AIM OF THE TASK :: Copy out every line containing the word "incidence".

[A run of records]

____

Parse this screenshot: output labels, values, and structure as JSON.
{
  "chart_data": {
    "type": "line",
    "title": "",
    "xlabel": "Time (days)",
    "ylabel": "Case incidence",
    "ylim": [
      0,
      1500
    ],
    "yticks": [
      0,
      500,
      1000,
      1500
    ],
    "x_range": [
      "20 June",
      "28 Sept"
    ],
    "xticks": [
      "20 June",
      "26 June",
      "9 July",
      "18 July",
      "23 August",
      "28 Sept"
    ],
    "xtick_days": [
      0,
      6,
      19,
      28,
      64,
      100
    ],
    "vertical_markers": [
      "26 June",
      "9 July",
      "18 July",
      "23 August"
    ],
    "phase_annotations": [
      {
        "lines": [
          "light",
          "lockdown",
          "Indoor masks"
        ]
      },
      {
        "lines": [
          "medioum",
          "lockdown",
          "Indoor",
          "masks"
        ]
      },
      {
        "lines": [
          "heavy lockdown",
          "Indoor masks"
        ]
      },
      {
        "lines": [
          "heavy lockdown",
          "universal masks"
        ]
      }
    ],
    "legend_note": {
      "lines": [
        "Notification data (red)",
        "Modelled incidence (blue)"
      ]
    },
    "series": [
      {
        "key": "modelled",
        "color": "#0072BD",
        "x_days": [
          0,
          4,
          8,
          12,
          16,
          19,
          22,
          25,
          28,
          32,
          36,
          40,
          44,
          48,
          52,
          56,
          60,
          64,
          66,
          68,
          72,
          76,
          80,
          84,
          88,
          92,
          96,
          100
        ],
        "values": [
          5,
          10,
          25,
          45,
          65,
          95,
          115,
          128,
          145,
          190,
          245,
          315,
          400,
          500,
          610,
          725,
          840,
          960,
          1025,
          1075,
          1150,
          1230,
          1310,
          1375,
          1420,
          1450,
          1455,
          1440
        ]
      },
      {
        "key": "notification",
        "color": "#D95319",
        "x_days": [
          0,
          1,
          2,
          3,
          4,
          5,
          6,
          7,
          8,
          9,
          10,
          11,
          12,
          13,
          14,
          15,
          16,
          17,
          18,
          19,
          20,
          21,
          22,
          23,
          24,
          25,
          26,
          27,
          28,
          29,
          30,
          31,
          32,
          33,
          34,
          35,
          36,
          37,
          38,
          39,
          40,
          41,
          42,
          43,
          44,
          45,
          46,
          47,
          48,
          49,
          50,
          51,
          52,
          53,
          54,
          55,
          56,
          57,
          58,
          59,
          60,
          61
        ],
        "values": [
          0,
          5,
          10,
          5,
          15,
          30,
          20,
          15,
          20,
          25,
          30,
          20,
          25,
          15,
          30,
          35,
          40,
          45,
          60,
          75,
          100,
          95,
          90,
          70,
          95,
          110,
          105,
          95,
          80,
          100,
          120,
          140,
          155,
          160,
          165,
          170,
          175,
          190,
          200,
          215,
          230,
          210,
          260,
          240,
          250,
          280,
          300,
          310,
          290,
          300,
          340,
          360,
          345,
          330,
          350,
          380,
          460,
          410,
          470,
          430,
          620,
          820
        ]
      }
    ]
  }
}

____

OUTPUT ::
    "ylabel": "Case incidence",
        "Modelled incidence (blue)"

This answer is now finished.